--- start Records supplied ---

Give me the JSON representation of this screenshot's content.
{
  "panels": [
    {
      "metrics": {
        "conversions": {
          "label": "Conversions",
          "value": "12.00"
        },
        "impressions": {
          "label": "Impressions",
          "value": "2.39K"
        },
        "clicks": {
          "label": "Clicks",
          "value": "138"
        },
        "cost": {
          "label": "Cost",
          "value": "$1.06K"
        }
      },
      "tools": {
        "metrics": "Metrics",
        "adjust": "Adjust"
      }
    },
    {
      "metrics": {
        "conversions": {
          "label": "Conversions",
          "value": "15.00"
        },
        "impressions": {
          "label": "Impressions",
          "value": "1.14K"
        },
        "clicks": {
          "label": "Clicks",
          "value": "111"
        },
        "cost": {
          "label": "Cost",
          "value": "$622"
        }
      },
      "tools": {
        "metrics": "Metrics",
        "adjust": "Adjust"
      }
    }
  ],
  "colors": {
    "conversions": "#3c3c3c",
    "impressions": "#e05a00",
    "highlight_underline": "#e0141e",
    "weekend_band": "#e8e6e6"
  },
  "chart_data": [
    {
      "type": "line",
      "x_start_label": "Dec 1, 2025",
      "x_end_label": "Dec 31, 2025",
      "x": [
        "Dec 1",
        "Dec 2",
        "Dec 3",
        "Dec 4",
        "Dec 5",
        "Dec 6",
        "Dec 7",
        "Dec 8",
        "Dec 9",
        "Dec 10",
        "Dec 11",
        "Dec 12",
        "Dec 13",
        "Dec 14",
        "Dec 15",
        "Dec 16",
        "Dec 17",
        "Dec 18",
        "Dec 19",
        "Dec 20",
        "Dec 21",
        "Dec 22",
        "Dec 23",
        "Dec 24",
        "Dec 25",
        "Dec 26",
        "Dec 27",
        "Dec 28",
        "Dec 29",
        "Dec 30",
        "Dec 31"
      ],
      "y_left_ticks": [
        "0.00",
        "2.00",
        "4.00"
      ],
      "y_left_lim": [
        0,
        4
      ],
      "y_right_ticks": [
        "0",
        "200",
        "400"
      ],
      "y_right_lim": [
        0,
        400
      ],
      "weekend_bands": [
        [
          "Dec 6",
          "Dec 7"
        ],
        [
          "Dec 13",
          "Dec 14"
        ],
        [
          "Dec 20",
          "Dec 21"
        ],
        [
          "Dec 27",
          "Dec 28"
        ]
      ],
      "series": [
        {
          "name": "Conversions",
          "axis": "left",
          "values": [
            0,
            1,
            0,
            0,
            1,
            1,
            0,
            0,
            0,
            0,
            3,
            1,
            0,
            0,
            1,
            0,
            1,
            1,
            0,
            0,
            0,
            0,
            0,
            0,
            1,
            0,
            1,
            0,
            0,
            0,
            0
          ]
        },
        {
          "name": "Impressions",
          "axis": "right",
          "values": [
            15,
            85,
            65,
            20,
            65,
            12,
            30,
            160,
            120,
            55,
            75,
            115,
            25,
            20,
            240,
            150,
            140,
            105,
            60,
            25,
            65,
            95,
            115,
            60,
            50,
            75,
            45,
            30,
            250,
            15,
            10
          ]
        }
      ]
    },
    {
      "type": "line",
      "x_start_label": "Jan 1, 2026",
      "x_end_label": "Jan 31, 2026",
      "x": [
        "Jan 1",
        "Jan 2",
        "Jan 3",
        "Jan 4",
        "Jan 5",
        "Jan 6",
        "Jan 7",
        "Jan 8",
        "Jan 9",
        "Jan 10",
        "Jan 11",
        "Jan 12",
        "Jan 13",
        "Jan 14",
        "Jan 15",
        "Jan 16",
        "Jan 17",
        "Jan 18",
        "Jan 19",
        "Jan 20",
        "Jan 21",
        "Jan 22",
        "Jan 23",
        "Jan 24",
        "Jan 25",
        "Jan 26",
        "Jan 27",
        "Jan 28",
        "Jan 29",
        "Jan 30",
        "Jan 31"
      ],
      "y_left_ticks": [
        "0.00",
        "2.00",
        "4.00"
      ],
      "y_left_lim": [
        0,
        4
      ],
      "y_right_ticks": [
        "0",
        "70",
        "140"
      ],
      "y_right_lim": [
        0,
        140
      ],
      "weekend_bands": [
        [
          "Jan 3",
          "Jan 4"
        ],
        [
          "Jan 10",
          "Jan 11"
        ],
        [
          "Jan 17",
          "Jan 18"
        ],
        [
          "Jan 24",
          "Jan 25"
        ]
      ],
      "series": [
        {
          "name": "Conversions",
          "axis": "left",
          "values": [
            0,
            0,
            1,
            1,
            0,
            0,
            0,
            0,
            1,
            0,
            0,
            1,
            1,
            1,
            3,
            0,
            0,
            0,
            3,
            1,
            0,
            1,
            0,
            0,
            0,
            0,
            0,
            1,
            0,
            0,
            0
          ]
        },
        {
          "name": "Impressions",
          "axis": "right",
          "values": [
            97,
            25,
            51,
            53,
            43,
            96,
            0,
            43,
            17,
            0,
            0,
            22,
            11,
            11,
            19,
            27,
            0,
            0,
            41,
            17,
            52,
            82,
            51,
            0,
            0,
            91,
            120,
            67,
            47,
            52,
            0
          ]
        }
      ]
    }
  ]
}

--- end Records supplied ---

■ What needs to be done:
Give the entries once more, exactly as they appear.

■ Response to the exercise:
Give me the JSON representation of this screenshot's content.
{
  "panels": [
    {
      "metrics": {
        "conversions": {
          "label": "Conversions",
          "value": "12.00"
        },
        "impressions": {
          "label": "Impressions",
          "value": "2.39K"
        },
        "clicks": {
          "label": "Clicks",
          "value": "138"
        },
        "cost": {
          "label": "Cost",
          "value": "$1.06K"
        }
      },
      "tools": {
        "metrics": "Metrics",
        "adjust": "Adjust"
      }
    },
    {
      "metrics": {
        "conversions": {
          "label": "Conversions",
          "value": "15.00"
        },
        "impressions": {
          "label": "Impressions",
          "value": "1.14K"
        },
        "clicks": {
          "label": "Clicks",
          "value": "111"
        },
        "cost": {
          "label": "Cost",
          "value": "$622"
        }
      },
      "tools": {
        "metrics": "Metrics",
        "adjust": "Adjust"
      }
    }
  ],
  "colors": {
    "conversions": "#3c3c3c",
    "impressions": "#e05a00",
    "highlight_underline": "#e0141e",
    "weekend_band": "#e8e6e6"
  },
  "chart_data": [
    {
      "type": "line",
      "x_start_label": "Dec 1, 2025",
      "x_end_label": "Dec 31, 2025",
      "x": [
        "Dec 1",
        "Dec 2",
        "Dec 3",
        "Dec 4",
        "Dec 5",
        "Dec 6",
        "Dec 7",
        "Dec 8",
        "Dec 9",
        "Dec 10",
        "Dec 11",
        "Dec 12",
        "Dec 13",
        "Dec 14",
        "Dec 15",
        "Dec 16",
        "Dec 17",
        "Dec 18",
        "Dec 19",
        "Dec 20",
        "Dec 21",
        "Dec 22",
        "Dec 23",
        "Dec 24",
        "Dec 25",
        "Dec 26",
        "Dec 27",
        "Dec 28",
        "Dec 29",
        "Dec 30",
        "Dec 31"
      ],
      "y_left_ticks": [
        "0.00",
        "2.00",
        "4.00"
      ],
      "y_left_lim": [
        0,
        4
      ],
      "y_right_ticks": [
        "0",
        "200",
        "400"
      ],
      "y_right_lim": [
        0,
        400
      ],
      "weekend_bands": [
        [
          "Dec 6",
          "Dec 7"
        ],
        [
          "Dec 13",
          "Dec 14"
        ],
        [
          "Dec 20",
          "Dec 21"
        ],
        [
          "Dec 27",
          "Dec 28"
        ]
      ],
      "series": [
        {
          "name": "Conversions",
          "axis": "left",
          "values": [
            0,
            1,
            0,
            0,
            1,
            1,
            0,
            0,
            0,
            0,
            3,
            1,
            0,
            0,
            1,
            0,
            1,
            1,
            0,
            0,
            0,
            0,
            0,
            0,
            1,
            0,
            1,
            0,
            0,
            0,
            0
          ]
        },
        {
          "name": "Impressions",
          "axis": "right",
          "values": [
            15,
            85,
            65,
            20,
            65,
            12,
            30,
            160,
            120,
            55,
            75,
            115,
            25,
            20,
            240,
            150,
            140,
            105,
            60,
            25,
            65,
            95,
            115,
            60,
            50,
            75,
            45,
            30,
            250,
            15,
            10
          ]
        }
      ]
    },
    {
      "type": "line",
      "x_start_label": "Jan 1, 2026",
      "x_end_label": "Jan 31, 2026",
      "x": [
        "Jan 1",
        "Jan 2",
        "Jan 3",
        "Jan 4",
        "Jan 5",
        "Jan 6",
        "Jan 7",
        "Jan 8",
        "Jan 9",
        "Jan 10",
        "Jan 11",
        "Jan 12",
        "Jan 13",
        "Jan 14",
        "Jan 15",
        "Jan 16",
        "Jan 17",
        "Jan 18",
        "Jan 19",
        "Jan 20",
        "Jan 21",
        "Jan 22",
        "Jan 23",
        "Jan 24",
        "Jan 25",
        "Jan 26",
        "Jan 27",
        "Jan 28",
        "Jan 29",
        "Jan 30",
        "Jan 31"
      ],
      "y_left_ticks": [
        "0.00",
        "2.00",
        "4.00"
      ],
      "y_left_lim": [
        0,
        4
      ],
      "y_right_ticks": [
        "0",
        "70",
        "140"
      ],
      "y_right_lim": [
        0,
        140
      ],
      "weekend_bands": [
        [
          "Jan 3",
          "Jan 4"
        ],
        [
          "Jan 10",
          "Jan 11"
        ],
        [
          "Jan 17",
          "Jan 18"
        ],
        [
          "Jan 24",
          "Jan 25"
        ]
      ],
      "series": [
        {
          "name": "Conversions",
          "axis": "left",
          "values": [
            0,
            0,
            1,
            1,
            0,
            0,
            0,
            0,
            1,
            0,
            0,
            1,
            1,
            1,
            3,
            0,
            0,
            0,
            3,
            1,
            0,
            1,
            0,
            0,
            0,
            0,
            0,
            1,
            0,
            0,
            0
          ]
        },
        {
          "name": "Impressions",
          "axis": "right",
          "values": [
            97,
            25,
            51,
            53,
            43,
            96,
            0,
            43,
            17,
            0,
            0,
            22,
            11,
            11,
            19,
            27,
            0,
            0,
            41,
            17,
            52,
            82,
            51,
            0,
            0,
            91,
            120,
            67,
            47,
            52,
            0
          ]
        }
      ]
    }
  ]
}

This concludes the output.